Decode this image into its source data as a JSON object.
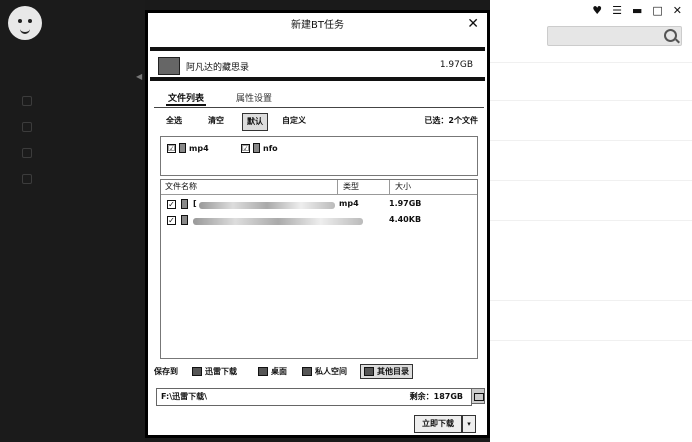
{
  "window_controls": {
    "skin": "♥",
    "menu": "☰",
    "minimize": "▬",
    "maximize": "□",
    "close": "✕"
  },
  "dialog": {
    "title": "新建BT任务",
    "close_label": "✕",
    "task": {
      "name": "阿凡达的藏思录",
      "size": "1.97GB"
    },
    "tabs": [
      {
        "label": "文件列表"
      },
      {
        "label": "属性设置"
      }
    ],
    "buttons": {
      "select_all": "全选",
      "clear": "清空",
      "default": "默认",
      "custom": "自定义"
    },
    "selected_info": "已选：2个文件",
    "types": [
      {
        "label": "mp4",
        "checked": "☑"
      },
      {
        "label": "nfo",
        "checked": "☑"
      }
    ],
    "file_table": {
      "headers": {
        "name": "文件名称",
        "type": "类型",
        "size": "大小"
      },
      "rows": [
        {
          "name_prefix": "[",
          "type": "mp4",
          "size": "1.97GB"
        },
        {
          "name_prefix": "",
          "type": "",
          "size": "4.40KB"
        }
      ]
    },
    "save_to": {
      "label": "保存到",
      "options": [
        {
          "label": "迅雷下载"
        },
        {
          "label": "桌面"
        },
        {
          "label": "私人空间"
        },
        {
          "label": "其他目录"
        }
      ]
    },
    "path": "F:\\迅雷下载\\",
    "free_space": "剩余：187GB",
    "download_button": "立即下载",
    "download_arrow": "▾"
  }
}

GOAL OF THE EXERCISE ▸
Transcribe the full listing character for character. Pictures are excluded.

RESULT ▸
Decode this image into its source data as a JSON object.
{
  "window_controls": {
    "skin": "♥",
    "menu": "☰",
    "minimize": "▬",
    "maximize": "□",
    "close": "✕"
  },
  "dialog": {
    "title": "新建BT任务",
    "close_label": "✕",
    "task": {
      "name": "阿凡达的藏思录",
      "size": "1.97GB"
    },
    "tabs": [
      {
        "label": "文件列表"
      },
      {
        "label": "属性设置"
      }
    ],
    "buttons": {
      "select_all": "全选",
      "clear": "清空",
      "default": "默认",
      "custom": "自定义"
    },
    "selected_info": "已选：2个文件",
    "types": [
      {
        "label": "mp4",
        "checked": "☑"
      },
      {
        "label": "nfo",
        "checked": "☑"
      }
    ],
    "file_table": {
      "headers": {
        "name": "文件名称",
        "type": "类型",
        "size": "大小"
      },
      "rows": [
        {
          "name_prefix": "[",
          "type": "mp4",
          "size": "1.97GB"
        },
        {
          "name_prefix": "",
          "type": "",
          "size": "4.40KB"
        }
      ]
    },
    "save_to": {
      "label": "保存到",
      "options": [
        {
          "label": "迅雷下载"
        },
        {
          "label": "桌面"
        },
        {
          "label": "私人空间"
        },
        {
          "label": "其他目录"
        }
      ]
    },
    "path": "F:\\迅雷下载\\",
    "free_space": "剩余：187GB",
    "download_button": "立即下载",
    "download_arrow": "▾"
  }
}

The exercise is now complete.